### Written exercise
Search the material for the word "Investor" and report each line where it turns up.

**** Data for processing

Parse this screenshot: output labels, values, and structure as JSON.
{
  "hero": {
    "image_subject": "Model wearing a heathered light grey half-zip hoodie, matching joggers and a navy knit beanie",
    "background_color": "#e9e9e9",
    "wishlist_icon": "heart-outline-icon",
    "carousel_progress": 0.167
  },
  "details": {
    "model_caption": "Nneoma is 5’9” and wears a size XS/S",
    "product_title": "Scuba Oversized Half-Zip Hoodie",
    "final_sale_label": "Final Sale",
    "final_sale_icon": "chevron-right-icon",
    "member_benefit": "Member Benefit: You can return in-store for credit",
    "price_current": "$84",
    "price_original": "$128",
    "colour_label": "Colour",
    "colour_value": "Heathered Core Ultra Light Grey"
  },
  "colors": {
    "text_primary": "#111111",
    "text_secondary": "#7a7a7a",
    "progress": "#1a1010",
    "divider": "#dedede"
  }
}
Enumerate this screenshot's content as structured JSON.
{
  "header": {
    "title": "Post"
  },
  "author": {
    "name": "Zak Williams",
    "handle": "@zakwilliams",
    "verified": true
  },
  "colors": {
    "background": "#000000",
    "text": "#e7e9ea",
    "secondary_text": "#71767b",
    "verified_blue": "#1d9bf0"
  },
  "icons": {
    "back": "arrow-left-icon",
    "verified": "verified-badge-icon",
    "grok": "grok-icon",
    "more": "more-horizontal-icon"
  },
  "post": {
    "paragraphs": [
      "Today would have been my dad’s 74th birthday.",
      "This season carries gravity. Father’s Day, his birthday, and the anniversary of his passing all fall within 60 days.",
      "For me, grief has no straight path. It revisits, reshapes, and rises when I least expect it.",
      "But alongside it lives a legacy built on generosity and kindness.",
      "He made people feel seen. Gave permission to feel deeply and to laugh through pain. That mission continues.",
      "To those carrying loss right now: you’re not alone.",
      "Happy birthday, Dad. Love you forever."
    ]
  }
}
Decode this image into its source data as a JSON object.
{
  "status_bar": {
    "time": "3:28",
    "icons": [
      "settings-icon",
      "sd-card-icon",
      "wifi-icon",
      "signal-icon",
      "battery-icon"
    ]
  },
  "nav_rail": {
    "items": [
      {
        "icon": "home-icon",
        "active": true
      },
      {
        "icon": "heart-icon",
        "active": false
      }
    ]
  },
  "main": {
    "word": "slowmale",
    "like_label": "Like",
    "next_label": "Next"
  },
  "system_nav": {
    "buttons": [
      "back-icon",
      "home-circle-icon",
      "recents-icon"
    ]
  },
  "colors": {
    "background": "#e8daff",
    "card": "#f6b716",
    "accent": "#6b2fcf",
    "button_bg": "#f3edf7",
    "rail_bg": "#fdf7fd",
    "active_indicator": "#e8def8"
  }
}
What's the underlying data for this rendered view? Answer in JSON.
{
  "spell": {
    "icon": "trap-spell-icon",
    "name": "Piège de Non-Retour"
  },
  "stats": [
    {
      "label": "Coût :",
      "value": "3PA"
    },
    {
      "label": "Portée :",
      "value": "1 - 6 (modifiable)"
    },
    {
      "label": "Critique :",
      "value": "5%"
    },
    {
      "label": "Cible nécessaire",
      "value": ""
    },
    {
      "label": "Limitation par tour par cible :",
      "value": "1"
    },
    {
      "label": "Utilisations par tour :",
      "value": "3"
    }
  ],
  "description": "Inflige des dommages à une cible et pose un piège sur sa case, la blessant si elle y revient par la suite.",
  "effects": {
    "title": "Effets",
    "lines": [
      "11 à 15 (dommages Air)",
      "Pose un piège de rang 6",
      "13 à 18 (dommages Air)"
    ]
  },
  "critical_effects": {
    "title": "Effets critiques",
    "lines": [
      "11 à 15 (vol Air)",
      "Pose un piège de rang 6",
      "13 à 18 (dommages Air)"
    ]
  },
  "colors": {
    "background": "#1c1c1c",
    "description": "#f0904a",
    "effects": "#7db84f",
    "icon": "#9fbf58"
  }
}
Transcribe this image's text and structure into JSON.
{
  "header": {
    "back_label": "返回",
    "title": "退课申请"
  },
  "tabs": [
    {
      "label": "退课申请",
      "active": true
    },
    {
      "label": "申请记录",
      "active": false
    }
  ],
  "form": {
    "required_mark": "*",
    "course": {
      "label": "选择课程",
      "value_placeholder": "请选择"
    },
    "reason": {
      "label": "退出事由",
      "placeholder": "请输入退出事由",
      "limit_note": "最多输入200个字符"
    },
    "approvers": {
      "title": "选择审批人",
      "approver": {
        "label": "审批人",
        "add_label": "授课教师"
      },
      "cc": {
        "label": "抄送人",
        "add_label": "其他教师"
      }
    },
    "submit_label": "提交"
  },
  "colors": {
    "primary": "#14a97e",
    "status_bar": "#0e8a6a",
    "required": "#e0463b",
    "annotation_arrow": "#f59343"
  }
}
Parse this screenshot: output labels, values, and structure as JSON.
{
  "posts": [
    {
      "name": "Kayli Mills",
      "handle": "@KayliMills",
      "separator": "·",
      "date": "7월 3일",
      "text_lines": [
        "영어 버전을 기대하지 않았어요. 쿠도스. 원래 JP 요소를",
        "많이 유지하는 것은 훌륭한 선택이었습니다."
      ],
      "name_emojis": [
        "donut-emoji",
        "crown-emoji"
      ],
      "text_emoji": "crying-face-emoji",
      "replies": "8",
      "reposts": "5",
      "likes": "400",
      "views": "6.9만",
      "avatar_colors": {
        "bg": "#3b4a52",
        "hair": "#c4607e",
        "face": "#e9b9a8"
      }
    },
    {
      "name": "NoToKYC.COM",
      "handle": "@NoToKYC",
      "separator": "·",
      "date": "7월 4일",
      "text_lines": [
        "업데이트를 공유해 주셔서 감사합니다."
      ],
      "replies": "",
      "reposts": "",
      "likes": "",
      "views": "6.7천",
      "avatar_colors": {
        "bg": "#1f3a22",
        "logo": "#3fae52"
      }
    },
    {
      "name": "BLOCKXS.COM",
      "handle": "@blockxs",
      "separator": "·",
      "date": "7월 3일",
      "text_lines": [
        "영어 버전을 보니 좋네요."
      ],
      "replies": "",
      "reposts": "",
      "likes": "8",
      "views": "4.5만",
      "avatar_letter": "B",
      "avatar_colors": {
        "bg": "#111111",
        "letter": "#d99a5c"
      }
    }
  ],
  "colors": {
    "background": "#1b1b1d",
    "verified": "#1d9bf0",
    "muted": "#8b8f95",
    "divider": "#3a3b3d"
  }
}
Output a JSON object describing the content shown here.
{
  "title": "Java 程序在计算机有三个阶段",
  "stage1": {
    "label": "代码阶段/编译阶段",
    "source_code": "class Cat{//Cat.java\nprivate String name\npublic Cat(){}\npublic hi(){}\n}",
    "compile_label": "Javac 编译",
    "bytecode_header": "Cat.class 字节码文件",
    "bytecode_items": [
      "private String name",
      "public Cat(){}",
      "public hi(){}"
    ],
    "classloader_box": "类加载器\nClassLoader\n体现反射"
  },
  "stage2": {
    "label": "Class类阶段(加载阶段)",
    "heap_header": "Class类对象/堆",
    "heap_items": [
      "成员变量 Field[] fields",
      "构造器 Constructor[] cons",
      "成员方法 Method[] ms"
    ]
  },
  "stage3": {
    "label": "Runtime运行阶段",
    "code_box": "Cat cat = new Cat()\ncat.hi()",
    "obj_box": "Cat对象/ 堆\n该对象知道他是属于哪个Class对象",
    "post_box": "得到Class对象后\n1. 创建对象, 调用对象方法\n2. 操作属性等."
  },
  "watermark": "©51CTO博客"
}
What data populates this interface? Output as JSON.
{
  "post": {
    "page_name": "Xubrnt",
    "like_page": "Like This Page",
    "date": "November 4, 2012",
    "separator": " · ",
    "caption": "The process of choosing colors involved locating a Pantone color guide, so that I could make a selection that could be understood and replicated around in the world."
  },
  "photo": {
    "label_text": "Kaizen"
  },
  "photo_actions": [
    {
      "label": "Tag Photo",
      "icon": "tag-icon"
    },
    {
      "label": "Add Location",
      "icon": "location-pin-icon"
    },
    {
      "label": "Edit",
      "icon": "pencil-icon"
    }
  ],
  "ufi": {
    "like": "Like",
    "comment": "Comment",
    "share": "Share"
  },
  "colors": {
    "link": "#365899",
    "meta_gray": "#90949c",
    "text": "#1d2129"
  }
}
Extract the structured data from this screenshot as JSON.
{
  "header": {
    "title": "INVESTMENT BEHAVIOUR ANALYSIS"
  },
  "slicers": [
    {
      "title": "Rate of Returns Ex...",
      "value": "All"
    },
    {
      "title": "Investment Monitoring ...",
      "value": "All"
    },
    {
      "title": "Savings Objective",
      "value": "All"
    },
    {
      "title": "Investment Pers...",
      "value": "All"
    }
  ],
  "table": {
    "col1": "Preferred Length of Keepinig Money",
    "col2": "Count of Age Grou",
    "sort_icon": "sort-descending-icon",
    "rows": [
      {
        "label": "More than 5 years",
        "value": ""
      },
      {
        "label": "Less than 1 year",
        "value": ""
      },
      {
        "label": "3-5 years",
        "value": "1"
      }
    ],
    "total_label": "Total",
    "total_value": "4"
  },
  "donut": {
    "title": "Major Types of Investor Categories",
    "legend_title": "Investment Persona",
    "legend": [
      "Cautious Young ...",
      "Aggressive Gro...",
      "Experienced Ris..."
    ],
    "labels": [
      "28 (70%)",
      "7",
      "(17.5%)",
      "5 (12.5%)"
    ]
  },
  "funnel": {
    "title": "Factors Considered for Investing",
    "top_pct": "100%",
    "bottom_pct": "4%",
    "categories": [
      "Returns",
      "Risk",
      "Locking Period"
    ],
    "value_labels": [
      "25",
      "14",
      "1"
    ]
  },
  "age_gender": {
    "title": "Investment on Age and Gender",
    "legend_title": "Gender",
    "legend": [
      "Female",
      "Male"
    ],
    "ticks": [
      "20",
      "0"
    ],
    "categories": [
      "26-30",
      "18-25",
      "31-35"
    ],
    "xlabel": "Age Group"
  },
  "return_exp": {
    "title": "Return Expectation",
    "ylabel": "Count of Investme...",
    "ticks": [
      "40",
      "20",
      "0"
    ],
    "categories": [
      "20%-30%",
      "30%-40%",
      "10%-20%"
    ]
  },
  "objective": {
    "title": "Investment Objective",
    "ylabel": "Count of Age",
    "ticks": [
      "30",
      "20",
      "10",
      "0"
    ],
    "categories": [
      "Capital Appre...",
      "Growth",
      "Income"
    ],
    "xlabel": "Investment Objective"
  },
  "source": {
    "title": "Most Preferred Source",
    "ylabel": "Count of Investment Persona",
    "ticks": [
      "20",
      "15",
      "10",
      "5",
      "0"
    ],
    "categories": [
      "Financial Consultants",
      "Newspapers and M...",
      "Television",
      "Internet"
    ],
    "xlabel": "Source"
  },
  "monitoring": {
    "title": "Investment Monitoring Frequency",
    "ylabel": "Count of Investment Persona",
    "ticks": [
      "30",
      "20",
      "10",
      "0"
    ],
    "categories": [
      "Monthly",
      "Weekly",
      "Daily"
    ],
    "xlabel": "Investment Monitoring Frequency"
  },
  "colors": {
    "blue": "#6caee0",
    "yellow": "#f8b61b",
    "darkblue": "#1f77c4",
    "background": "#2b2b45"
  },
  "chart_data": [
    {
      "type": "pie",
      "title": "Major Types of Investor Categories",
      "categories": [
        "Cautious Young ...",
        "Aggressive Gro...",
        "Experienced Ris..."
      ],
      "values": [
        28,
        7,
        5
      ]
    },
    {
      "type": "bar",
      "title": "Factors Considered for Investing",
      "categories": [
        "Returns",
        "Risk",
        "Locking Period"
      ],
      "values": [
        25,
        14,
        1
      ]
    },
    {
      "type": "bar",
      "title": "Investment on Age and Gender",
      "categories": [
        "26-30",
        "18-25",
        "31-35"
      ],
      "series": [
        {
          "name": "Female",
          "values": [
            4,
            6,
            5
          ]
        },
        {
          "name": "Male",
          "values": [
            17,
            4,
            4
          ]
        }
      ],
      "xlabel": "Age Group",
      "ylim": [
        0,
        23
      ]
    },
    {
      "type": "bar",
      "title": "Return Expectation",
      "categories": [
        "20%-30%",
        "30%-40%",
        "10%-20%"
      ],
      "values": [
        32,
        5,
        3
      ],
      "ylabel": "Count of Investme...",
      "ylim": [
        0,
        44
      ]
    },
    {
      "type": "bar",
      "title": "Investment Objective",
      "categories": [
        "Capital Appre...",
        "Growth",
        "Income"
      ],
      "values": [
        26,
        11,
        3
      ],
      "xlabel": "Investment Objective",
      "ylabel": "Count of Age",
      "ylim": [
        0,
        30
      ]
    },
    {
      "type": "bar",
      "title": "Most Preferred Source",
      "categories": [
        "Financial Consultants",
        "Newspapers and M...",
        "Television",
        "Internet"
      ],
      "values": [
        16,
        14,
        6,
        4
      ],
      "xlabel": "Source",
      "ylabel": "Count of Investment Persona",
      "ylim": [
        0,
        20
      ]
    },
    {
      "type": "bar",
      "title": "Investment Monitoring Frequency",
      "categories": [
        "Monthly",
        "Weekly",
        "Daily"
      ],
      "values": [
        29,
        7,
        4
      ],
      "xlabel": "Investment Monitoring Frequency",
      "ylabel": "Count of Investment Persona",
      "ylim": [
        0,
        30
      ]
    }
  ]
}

********

### Exercise output
    "title": "Major Types of Investor Categories",
      "title": "Major Types of Investor Categories",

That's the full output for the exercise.